▸ Directions for this task
Give the listing again in full, exactly as written.

▸ Given data

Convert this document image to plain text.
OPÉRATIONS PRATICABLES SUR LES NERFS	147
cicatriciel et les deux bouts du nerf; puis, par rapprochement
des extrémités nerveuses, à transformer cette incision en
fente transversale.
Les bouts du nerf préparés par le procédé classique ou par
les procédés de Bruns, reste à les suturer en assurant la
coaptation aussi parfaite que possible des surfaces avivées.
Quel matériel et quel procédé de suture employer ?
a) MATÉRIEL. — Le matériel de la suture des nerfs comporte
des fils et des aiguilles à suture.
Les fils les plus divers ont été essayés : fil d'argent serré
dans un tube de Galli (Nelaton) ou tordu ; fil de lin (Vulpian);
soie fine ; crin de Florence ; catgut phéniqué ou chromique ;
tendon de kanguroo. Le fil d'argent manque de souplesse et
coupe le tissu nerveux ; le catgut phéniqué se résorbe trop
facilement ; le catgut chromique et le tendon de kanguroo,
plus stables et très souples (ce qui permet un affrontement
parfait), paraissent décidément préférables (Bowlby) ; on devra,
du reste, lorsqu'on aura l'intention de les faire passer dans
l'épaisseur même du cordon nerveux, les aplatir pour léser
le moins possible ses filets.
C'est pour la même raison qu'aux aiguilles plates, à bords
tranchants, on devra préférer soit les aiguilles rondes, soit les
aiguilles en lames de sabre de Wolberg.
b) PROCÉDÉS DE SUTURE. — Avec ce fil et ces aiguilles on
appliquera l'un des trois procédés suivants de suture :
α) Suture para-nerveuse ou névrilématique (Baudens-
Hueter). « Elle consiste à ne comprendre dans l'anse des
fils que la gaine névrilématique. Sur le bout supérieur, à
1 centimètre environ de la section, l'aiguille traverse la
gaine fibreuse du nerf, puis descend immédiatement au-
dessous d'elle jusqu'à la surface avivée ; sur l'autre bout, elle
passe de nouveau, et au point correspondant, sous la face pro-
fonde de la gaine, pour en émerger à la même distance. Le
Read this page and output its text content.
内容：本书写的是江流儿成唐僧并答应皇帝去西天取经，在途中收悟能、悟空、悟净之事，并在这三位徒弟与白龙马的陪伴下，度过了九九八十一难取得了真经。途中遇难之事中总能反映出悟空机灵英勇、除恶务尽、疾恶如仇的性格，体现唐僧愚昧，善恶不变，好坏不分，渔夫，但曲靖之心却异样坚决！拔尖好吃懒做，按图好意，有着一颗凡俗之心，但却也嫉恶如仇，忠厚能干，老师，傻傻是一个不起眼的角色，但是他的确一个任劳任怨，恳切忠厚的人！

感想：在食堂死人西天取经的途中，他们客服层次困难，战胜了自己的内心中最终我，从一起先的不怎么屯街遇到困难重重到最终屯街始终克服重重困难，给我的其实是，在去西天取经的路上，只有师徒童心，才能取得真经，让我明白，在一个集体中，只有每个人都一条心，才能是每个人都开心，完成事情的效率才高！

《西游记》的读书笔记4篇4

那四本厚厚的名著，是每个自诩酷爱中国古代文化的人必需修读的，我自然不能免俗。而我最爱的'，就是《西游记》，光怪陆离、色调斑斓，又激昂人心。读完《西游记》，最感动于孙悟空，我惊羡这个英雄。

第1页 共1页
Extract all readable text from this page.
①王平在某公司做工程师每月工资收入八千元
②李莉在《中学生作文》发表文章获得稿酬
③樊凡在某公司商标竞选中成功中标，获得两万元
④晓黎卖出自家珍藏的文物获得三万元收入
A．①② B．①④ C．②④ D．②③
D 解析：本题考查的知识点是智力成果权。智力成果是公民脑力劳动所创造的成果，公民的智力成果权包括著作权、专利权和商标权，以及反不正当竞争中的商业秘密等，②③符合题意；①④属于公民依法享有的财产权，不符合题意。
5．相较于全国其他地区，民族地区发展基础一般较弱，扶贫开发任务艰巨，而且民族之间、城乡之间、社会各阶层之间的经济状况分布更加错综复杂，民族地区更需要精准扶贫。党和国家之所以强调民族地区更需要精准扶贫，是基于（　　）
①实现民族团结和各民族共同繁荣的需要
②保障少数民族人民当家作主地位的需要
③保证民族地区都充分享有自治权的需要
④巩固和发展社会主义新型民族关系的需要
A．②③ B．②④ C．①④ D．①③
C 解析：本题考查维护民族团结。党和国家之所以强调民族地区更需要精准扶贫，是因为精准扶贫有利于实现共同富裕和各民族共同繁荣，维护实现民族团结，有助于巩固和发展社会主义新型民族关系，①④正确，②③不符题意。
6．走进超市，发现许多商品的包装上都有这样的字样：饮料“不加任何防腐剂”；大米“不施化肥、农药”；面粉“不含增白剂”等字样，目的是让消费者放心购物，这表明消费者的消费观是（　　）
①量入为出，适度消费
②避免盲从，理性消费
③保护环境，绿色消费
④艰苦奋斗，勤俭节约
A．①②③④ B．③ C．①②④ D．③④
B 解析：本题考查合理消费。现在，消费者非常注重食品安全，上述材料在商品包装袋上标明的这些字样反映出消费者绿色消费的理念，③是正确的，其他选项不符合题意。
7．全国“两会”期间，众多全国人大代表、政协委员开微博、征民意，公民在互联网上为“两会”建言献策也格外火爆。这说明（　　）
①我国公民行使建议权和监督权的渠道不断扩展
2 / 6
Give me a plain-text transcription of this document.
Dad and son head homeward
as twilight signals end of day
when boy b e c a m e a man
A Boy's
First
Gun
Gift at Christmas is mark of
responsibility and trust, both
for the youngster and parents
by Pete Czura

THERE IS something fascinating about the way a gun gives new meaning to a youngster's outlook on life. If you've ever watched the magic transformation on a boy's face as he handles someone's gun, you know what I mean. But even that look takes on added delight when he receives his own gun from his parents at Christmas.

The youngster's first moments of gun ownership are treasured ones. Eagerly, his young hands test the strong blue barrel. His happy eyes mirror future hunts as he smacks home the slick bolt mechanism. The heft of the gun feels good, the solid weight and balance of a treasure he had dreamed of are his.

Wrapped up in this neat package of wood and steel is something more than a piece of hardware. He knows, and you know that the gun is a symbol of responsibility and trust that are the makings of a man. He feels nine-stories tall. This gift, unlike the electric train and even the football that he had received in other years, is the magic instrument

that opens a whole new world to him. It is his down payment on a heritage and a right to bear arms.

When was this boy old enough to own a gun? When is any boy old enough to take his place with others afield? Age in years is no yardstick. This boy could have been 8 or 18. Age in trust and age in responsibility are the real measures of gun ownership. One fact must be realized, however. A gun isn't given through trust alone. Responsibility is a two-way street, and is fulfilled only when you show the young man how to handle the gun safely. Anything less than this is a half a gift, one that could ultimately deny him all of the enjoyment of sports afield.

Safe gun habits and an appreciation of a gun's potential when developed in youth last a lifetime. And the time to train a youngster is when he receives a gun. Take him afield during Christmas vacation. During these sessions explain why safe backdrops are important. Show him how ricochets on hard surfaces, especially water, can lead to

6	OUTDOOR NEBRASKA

▸ Solution for this task
Convert this document image to plain text.
OPÉRATIONS PRATICABLES SUR LES NERFS	147
cicatriciel et les deux bouts du nerf; puis, par rapprochement
des extrémités nerveuses, à transformer cette incision en
fente transversale.
Les bouts du nerf préparés par le procédé classique ou par
les procédés de Bruns, reste à les suturer en assurant la
coaptation aussi parfaite que possible des surfaces avivées.
Quel matériel et quel procédé de suture employer ?
a) MATÉRIEL. — Le matériel de la suture des nerfs comporte
des fils et des aiguilles à suture.
Les fils les plus divers ont été essayés : fil d'argent serré
dans un tube de Galli (Nelaton) ou tordu ; fil de lin (Vulpian);
soie fine ; crin de Florence ; catgut phéniqué ou chromique ;
tendon de kanguroo. Le fil d'argent manque de souplesse et
coupe le tissu nerveux ; le catgut phéniqué se résorbe trop
facilement ; le catgut chromique et le tendon de kanguroo,
plus stables et très souples (ce qui permet un affrontement
parfait), paraissent décidément préférables (Bowlby) ; on devra,
du reste, lorsqu'on aura l'intention de les faire passer dans
l'épaisseur même du cordon nerveux, les aplatir pour léser
le moins possible ses filets.
C'est pour la même raison qu'aux aiguilles plates, à bords
tranchants, on devra préférer soit les aiguilles rondes, soit les
aiguilles en lames de sabre de Wolberg.
b) PROCÉDÉS DE SUTURE. — Avec ce fil et ces aiguilles on
appliquera l'un des trois procédés suivants de suture :
α) Suture para-nerveuse ou névrilématique (Baudens-
Hueter). « Elle consiste à ne comprendre dans l'anse des
fils que la gaine névrilématique. Sur le bout supérieur, à
1 centimètre environ de la section, l'aiguille traverse la
gaine fibreuse du nerf, puis descend immédiatement au-
dessous d'elle jusqu'à la surface avivée ; sur l'autre bout, elle
passe de nouveau, et au point correspondant, sous la face pro-
fonde de la gaine, pour en émerger à la même distance. Le
Read this page and output its text content.
内容：本书写的是江流儿成唐僧并答应皇帝去西天取经，在途中收悟能、悟空、悟净之事，并在这三位徒弟与白龙马的陪伴下，度过了九九八十一难取得了真经。途中遇难之事中总能反映出悟空机灵英勇、除恶务尽、疾恶如仇的性格，体现唐僧愚昧，善恶不变，好坏不分，渔夫，但曲靖之心却异样坚决！拔尖好吃懒做，按图好意，有着一颗凡俗之心，但却也嫉恶如仇，忠厚能干，老师，傻傻是一个不起眼的角色，但是他的确一个任劳任怨，恳切忠厚的人！

感想：在食堂死人西天取经的途中，他们客服层次困难，战胜了自己的内心中最终我，从一起先的不怎么屯街遇到困难重重到最终屯街始终克服重重困难，给我的其实是，在去西天取经的路上，只有师徒童心，才能取得真经，让我明白，在一个集体中，只有每个人都一条心，才能是每个人都开心，完成事情的效率才高！

《西游记》的读书笔记4篇4

那四本厚厚的名著，是每个自诩酷爱中国古代文化的人必需修读的，我自然不能免俗。而我最爱的'，就是《西游记》，光怪陆离、色调斑斓，又激昂人心。读完《西游记》，最感动于孙悟空，我惊羡这个英雄。

第1页 共1页
Extract all readable text from this page.
①王平在某公司做工程师每月工资收入八千元
②李莉在《中学生作文》发表文章获得稿酬
③樊凡在某公司商标竞选中成功中标，获得两万元
④晓黎卖出自家珍藏的文物获得三万元收入
A．①② B．①④ C．②④ D．②③
D 解析：本题考查的知识点是智力成果权。智力成果是公民脑力劳动所创造的成果，公民的智力成果权包括著作权、专利权和商标权，以及反不正当竞争中的商业秘密等，②③符合题意；①④属于公民依法享有的财产权，不符合题意。
5．相较于全国其他地区，民族地区发展基础一般较弱，扶贫开发任务艰巨，而且民族之间、城乡之间、社会各阶层之间的经济状况分布更加错综复杂，民族地区更需要精准扶贫。党和国家之所以强调民族地区更需要精准扶贫，是基于（　　）
①实现民族团结和各民族共同繁荣的需要
②保障少数民族人民当家作主地位的需要
③保证民族地区都充分享有自治权的需要
④巩固和发展社会主义新型民族关系的需要
A．②③ B．②④ C．①④ D．①③
C 解析：本题考查维护民族团结。党和国家之所以强调民族地区更需要精准扶贫，是因为精准扶贫有利于实现共同富裕和各民族共同繁荣，维护实现民族团结，有助于巩固和发展社会主义新型民族关系，①④正确，②③不符题意。
6．走进超市，发现许多商品的包装上都有这样的字样：饮料“不加任何防腐剂”；大米“不施化肥、农药”；面粉“不含增白剂”等字样，目的是让消费者放心购物，这表明消费者的消费观是（　　）
①量入为出，适度消费
②避免盲从，理性消费
③保护环境，绿色消费
④艰苦奋斗，勤俭节约
A．①②③④ B．③ C．①②④ D．③④
B 解析：本题考查合理消费。现在，消费者非常注重食品安全，上述材料在商品包装袋上标明的这些字样反映出消费者绿色消费的理念，③是正确的，其他选项不符合题意。
7．全国“两会”期间，众多全国人大代表、政协委员开微博、征民意，公民在互联网上为“两会”建言献策也格外火爆。这说明（　　）
①我国公民行使建议权和监督权的渠道不断扩展
2 / 6
Give me a plain-text transcription of this document.
Dad and son head homeward
as twilight signals end of day
when boy b e c a m e a man
A Boy's
First
Gun
Gift at Christmas is mark of
responsibility and trust, both
for the youngster and parents
by Pete Czura

THERE IS something fascinating about the way a gun gives new meaning to a youngster's outlook on life. If you've ever watched the magic transformation on a boy's face as he handles someone's gun, you know what I mean. But even that look takes on added delight when he receives his own gun from his parents at Christmas.

The youngster's first moments of gun ownership are treasured ones. Eagerly, his young hands test the strong blue barrel. His happy eyes mirror future hunts as he smacks home the slick bolt mechanism. The heft of the gun feels good, the solid weight and balance of a treasure he had dreamed of are his.

Wrapped up in this neat package of wood and steel is something more than a piece of hardware. He knows, and you know that the gun is a symbol of responsibility and trust that are the makings of a man. He feels nine-stories tall. This gift, unlike the electric train and even the football that he had received in other years, is the magic instrument

that opens a whole new world to him. It is his down payment on a heritage and a right to bear arms.

When was this boy old enough to own a gun? When is any boy old enough to take his place with others afield? Age in years is no yardstick. This boy could have been 8 or 18. Age in trust and age in responsibility are the real measures of gun ownership. One fact must be realized, however. A gun isn't given through trust alone. Responsibility is a two-way street, and is fulfilled only when you show the young man how to handle the gun safely. Anything less than this is a half a gift, one that could ultimately deny him all of the enjoyment of sports afield.

Safe gun habits and an appreciation of a gun's potential when developed in youth last a lifetime. And the time to train a youngster is when he receives a gun. Take him afield during Christmas vacation. During these sessions explain why safe backdrops are important. Show him how ricochets on hard surfaces, especially water, can lead to

6	OUTDOOR NEBRASKA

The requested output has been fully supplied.